— start Task material —

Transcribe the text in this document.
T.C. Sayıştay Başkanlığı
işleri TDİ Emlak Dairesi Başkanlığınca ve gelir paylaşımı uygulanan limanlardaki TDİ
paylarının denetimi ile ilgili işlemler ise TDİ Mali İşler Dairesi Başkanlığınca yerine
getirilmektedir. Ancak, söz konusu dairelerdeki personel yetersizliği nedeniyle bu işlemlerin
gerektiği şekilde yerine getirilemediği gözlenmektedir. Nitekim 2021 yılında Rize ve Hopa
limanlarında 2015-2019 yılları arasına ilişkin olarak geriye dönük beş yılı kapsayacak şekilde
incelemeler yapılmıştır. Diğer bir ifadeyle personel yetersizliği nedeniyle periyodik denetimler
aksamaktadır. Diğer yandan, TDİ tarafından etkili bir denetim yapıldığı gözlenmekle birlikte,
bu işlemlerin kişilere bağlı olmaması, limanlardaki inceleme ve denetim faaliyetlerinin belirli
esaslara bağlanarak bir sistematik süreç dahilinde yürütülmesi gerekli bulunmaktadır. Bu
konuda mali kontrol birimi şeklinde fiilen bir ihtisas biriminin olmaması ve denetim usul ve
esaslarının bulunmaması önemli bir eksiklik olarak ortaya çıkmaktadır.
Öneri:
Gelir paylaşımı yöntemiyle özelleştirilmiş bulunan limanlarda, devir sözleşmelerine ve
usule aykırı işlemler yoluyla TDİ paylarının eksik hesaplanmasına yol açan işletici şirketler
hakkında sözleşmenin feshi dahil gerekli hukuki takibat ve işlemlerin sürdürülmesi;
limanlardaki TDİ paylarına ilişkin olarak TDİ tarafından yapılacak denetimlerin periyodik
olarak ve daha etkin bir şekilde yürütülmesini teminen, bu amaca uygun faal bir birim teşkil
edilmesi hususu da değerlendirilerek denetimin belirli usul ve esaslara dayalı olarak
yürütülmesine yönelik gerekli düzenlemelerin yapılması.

— end Task material —

▶ **Written exercise**
Take the lines above and retype all of them exactly.

▶ **Solved exercise**
Transcribe the text in this document.
T.C. Sayıştay Başkanlığı
işleri TDİ Emlak Dairesi Başkanlığınca ve gelir paylaşımı uygulanan limanlardaki TDİ
paylarının denetimi ile ilgili işlemler ise TDİ Mali İşler Dairesi Başkanlığınca yerine
getirilmektedir. Ancak, söz konusu dairelerdeki personel yetersizliği nedeniyle bu işlemlerin
gerektiği şekilde yerine getirilemediği gözlenmektedir. Nitekim 2021 yılında Rize ve Hopa
limanlarında 2015-2019 yılları arasına ilişkin olarak geriye dönük beş yılı kapsayacak şekilde
incelemeler yapılmıştır. Diğer bir ifadeyle personel yetersizliği nedeniyle periyodik denetimler
aksamaktadır. Diğer yandan, TDİ tarafından etkili bir denetim yapıldığı gözlenmekle birlikte,
bu işlemlerin kişilere bağlı olmaması, limanlardaki inceleme ve denetim faaliyetlerinin belirli
esaslara bağlanarak bir sistematik süreç dahilinde yürütülmesi gerekli bulunmaktadır. Bu
konuda mali kontrol birimi şeklinde fiilen bir ihtisas biriminin olmaması ve denetim usul ve
esaslarının bulunmaması önemli bir eksiklik olarak ortaya çıkmaktadır.
Öneri:
Gelir paylaşımı yöntemiyle özelleştirilmiş bulunan limanlarda, devir sözleşmelerine ve
usule aykırı işlemler yoluyla TDİ paylarının eksik hesaplanmasına yol açan işletici şirketler
hakkında sözleşmenin feshi dahil gerekli hukuki takibat ve işlemlerin sürdürülmesi;
limanlardaki TDİ paylarına ilişkin olarak TDİ tarafından yapılacak denetimlerin periyodik
olarak ve daha etkin bir şekilde yürütülmesini teminen, bu amaca uygun faal bir birim teşkil
edilmesi hususu da değerlendirilerek denetimin belirli usul ve esaslara dayalı olarak
yürütülmesine yönelik gerekli düzenlemelerin yapılması.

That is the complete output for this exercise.